Entries taken from a collection
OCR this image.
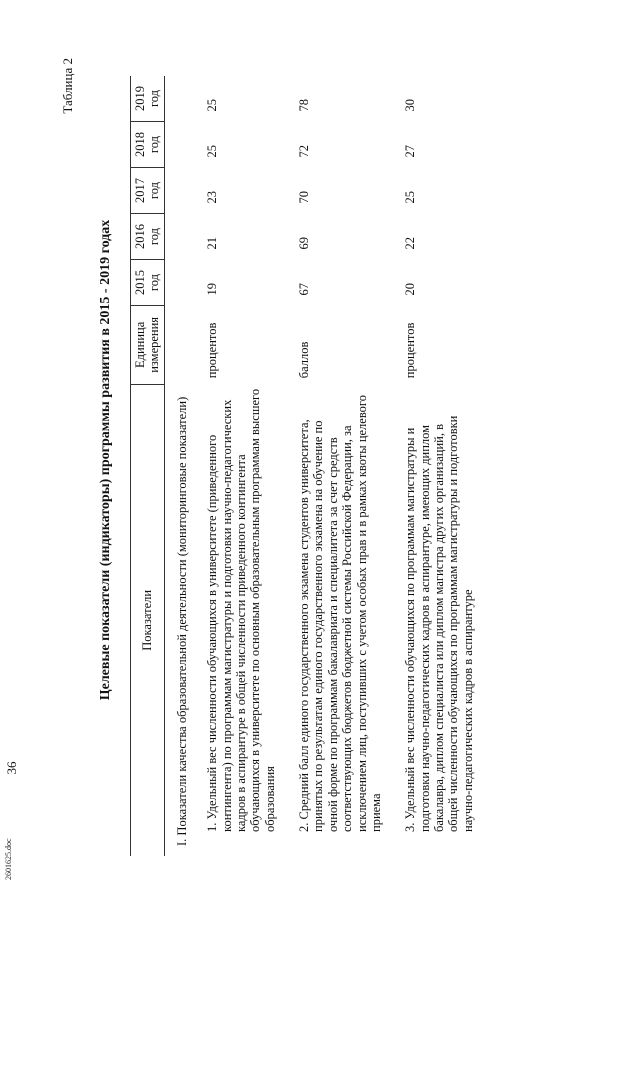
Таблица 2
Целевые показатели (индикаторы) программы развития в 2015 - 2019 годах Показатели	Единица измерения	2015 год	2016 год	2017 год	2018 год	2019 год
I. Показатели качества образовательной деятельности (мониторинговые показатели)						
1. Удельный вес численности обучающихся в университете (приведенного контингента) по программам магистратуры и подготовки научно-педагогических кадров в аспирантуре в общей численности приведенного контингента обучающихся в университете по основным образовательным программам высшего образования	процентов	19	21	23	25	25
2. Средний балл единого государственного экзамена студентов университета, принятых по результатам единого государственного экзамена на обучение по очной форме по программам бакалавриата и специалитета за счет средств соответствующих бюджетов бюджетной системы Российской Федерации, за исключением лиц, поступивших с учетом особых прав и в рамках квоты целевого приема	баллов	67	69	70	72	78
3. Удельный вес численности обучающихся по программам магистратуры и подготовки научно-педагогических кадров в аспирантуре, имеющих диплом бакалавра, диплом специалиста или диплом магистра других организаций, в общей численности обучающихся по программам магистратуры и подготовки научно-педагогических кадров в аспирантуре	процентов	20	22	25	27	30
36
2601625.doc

SHORT TASK: Keep the pictures out and write out the records exactly.

TASK SOLUTION:
OCR this image.
Таблица 2
Целевые показатели (индикаторы) программы развития в 2015 - 2019 годах Показатели	Единица измерения	2015 год	2016 год	2017 год	2018 год	2019 год
I. Показатели качества образовательной деятельности (мониторинговые показатели)						
1. Удельный вес численности обучающихся в университете (приведенного контингента) по программам магистратуры и подготовки научно-педагогических кадров в аспирантуре в общей численности приведенного контингента обучающихся в университете по основным образовательным программам высшего образования	процентов	19	21	23	25	25
2. Средний балл единого государственного экзамена студентов университета, принятых по результатам единого государственного экзамена на обучение по очной форме по программам бакалавриата и специалитета за счет средств соответствующих бюджетов бюджетной системы Российской Федерации, за исключением лиц, поступивших с учетом особых прав и в рамках квоты целевого приема	баллов	67	69	70	72	78
3. Удельный вес численности обучающихся по программам магистратуры и подготовки научно-педагогических кадров в аспирантуре, имеющих диплом бакалавра, диплом специалиста или диплом магистра других организаций, в общей численности обучающихся по программам магистратуры и подготовки научно-педагогических кадров в аспирантуре	процентов	20	22	25	27	30
36
2601625.doc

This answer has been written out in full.